**Task details**
Transcribe the lines below exactly, beginning with the line that holds "Convert this document image to plain text." and ending with the final line, both included. Pictures are to be left out.

== Data provided

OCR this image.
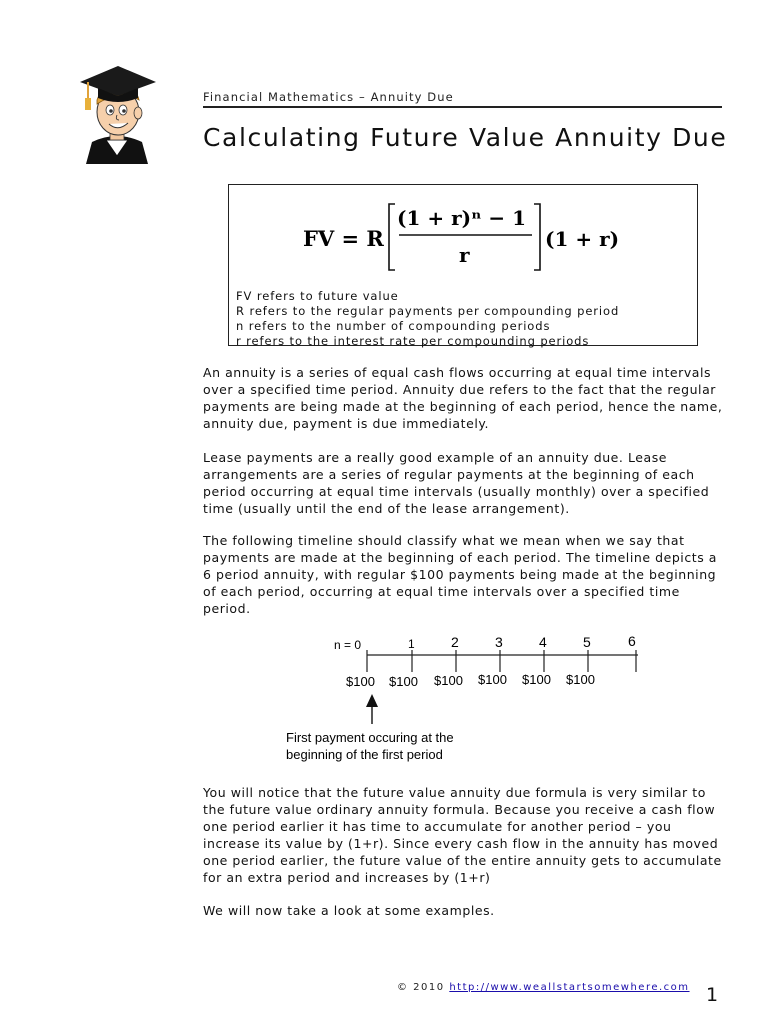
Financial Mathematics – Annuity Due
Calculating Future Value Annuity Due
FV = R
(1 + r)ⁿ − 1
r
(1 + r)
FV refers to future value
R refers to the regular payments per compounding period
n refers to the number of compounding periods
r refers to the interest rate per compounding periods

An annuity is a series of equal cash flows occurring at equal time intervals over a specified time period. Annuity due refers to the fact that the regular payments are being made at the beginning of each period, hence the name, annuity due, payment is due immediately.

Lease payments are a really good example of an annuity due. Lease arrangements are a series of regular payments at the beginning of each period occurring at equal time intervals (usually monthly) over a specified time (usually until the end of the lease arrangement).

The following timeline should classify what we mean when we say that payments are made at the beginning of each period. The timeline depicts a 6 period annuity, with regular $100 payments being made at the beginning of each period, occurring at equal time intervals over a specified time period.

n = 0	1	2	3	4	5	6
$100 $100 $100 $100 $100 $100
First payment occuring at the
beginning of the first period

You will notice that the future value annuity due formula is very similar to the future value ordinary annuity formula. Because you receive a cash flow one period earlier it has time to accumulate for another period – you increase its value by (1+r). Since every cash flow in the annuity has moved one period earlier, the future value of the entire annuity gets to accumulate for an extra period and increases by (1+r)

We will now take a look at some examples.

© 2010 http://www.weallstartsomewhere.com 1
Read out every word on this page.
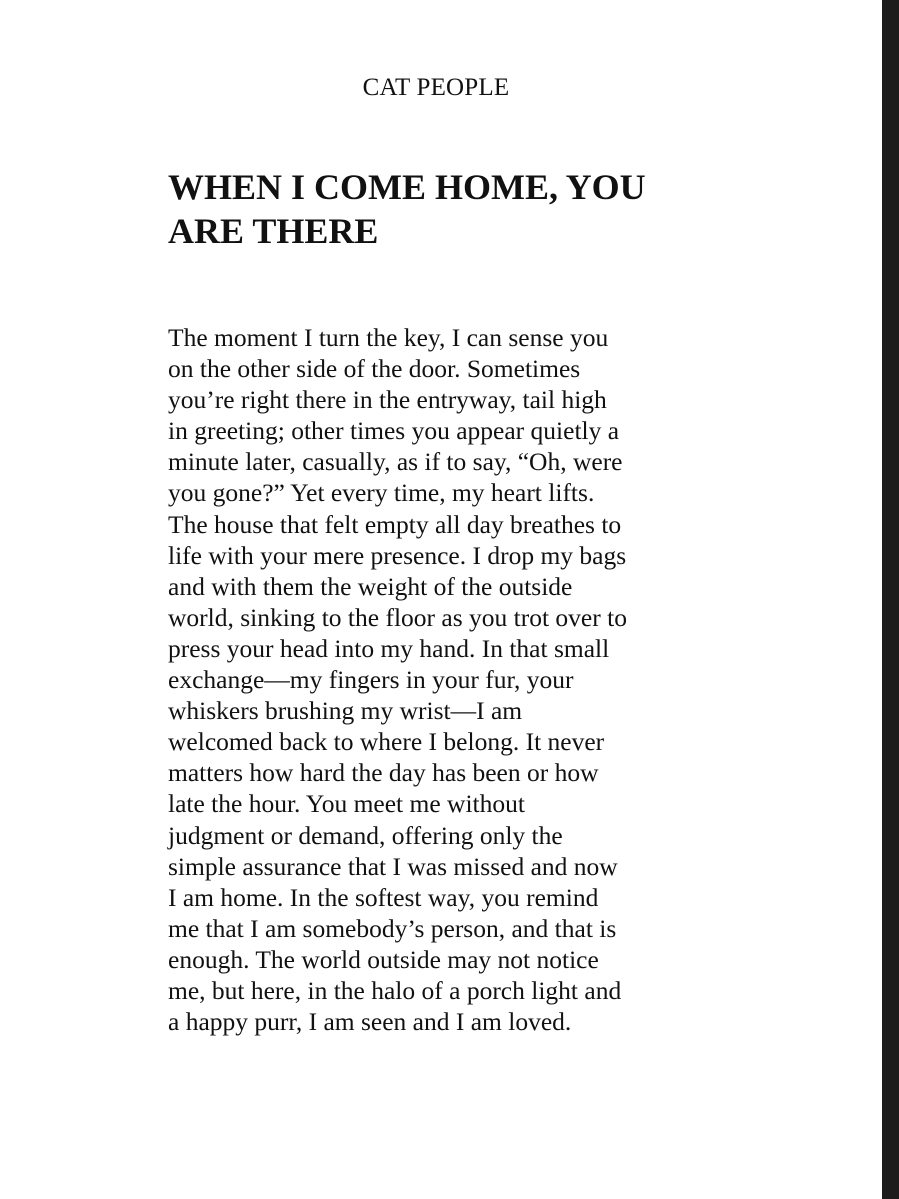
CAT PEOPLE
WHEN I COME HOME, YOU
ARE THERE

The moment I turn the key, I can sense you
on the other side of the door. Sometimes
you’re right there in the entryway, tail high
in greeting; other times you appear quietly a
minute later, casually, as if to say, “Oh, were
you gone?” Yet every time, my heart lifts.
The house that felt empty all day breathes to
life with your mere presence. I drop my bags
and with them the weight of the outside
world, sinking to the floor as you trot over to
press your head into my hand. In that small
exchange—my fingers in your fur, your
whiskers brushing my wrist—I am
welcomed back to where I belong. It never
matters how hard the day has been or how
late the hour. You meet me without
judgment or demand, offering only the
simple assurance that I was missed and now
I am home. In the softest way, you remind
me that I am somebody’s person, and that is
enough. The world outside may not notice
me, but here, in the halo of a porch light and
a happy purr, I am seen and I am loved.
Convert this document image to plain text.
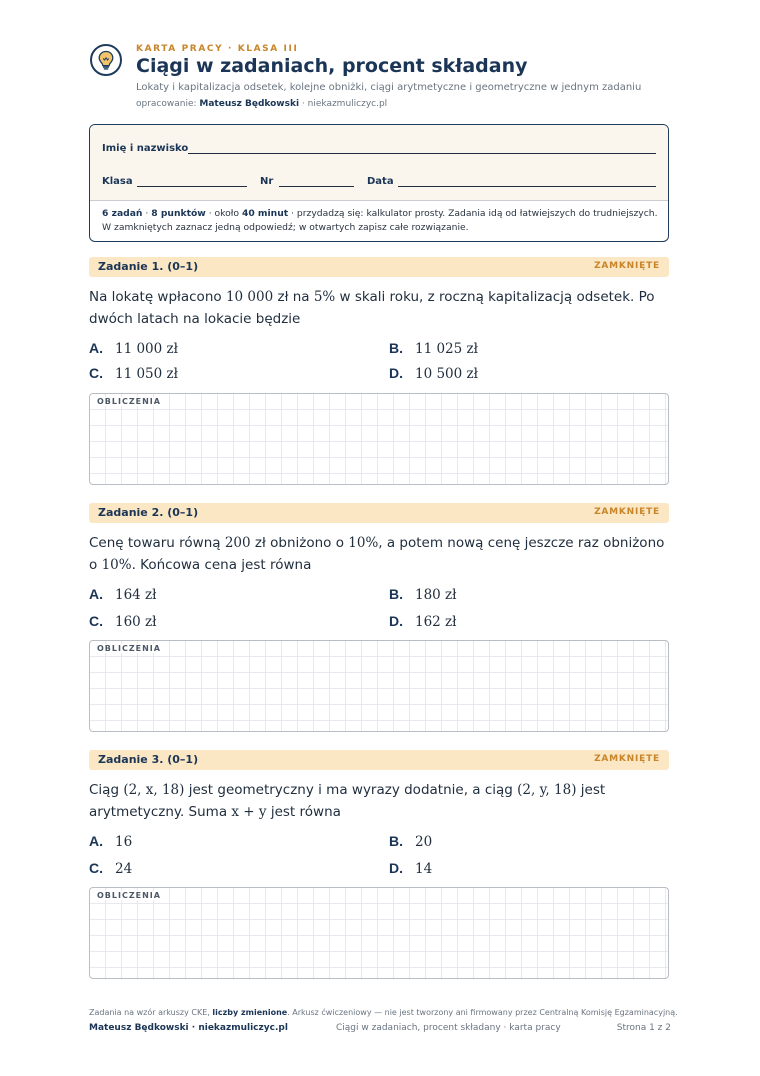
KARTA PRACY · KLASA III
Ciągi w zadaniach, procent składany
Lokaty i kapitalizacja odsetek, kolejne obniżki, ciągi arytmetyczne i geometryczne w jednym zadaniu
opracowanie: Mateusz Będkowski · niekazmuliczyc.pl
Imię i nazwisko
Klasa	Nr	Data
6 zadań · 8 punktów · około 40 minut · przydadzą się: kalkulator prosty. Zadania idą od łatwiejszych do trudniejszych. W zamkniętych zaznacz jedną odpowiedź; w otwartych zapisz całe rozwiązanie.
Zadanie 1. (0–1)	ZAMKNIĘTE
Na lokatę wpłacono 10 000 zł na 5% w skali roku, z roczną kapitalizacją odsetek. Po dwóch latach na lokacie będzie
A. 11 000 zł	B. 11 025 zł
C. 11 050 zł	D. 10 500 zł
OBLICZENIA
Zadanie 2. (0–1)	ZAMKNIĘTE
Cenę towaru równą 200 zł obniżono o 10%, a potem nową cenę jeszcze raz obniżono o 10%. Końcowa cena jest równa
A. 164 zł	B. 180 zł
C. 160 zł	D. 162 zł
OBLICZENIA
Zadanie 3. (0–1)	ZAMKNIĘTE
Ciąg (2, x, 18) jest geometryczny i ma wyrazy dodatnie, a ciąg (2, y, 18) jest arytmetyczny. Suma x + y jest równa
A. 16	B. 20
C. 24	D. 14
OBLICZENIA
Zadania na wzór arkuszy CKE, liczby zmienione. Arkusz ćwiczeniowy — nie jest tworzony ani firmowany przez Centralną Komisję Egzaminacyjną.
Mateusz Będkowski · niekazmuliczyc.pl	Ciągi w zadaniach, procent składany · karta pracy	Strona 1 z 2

====

**Exercise answer**
Convert this document image to plain text.
KARTA PRACY · KLASA III
Ciągi w zadaniach, procent składany
Lokaty i kapitalizacja odsetek, kolejne obniżki, ciągi arytmetyczne i geometryczne w jednym zadaniu
opracowanie: Mateusz Będkowski · niekazmuliczyc.pl
Imię i nazwisko
Klasa	Nr	Data
6 zadań · 8 punktów · około 40 minut · przydadzą się: kalkulator prosty. Zadania idą od łatwiejszych do trudniejszych. W zamkniętych zaznacz jedną odpowiedź; w otwartych zapisz całe rozwiązanie.
Zadanie 1. (0–1)	ZAMKNIĘTE
Na lokatę wpłacono 10 000 zł na 5% w skali roku, z roczną kapitalizacją odsetek. Po dwóch latach na lokacie będzie
A. 11 000 zł	B. 11 025 zł
C. 11 050 zł	D. 10 500 zł
OBLICZENIA
Zadanie 2. (0–1)	ZAMKNIĘTE
Cenę towaru równą 200 zł obniżono o 10%, a potem nową cenę jeszcze raz obniżono o 10%. Końcowa cena jest równa
A. 164 zł	B. 180 zł
C. 160 zł	D. 162 zł
OBLICZENIA
Zadanie 3. (0–1)	ZAMKNIĘTE
Ciąg (2, x, 18) jest geometryczny i ma wyrazy dodatnie, a ciąg (2, y, 18) jest arytmetyczny. Suma x + y jest równa
A. 16	B. 20
C. 24	D. 14
OBLICZENIA
Zadania na wzór arkuszy CKE, liczby zmienione. Arkusz ćwiczeniowy — nie jest tworzony ani firmowany przez Centralną Komisję Egzaminacyjną.
Mateusz Będkowski · niekazmuliczyc.pl	Ciągi w zadaniach, procent składany · karta pracy	Strona 1 z 2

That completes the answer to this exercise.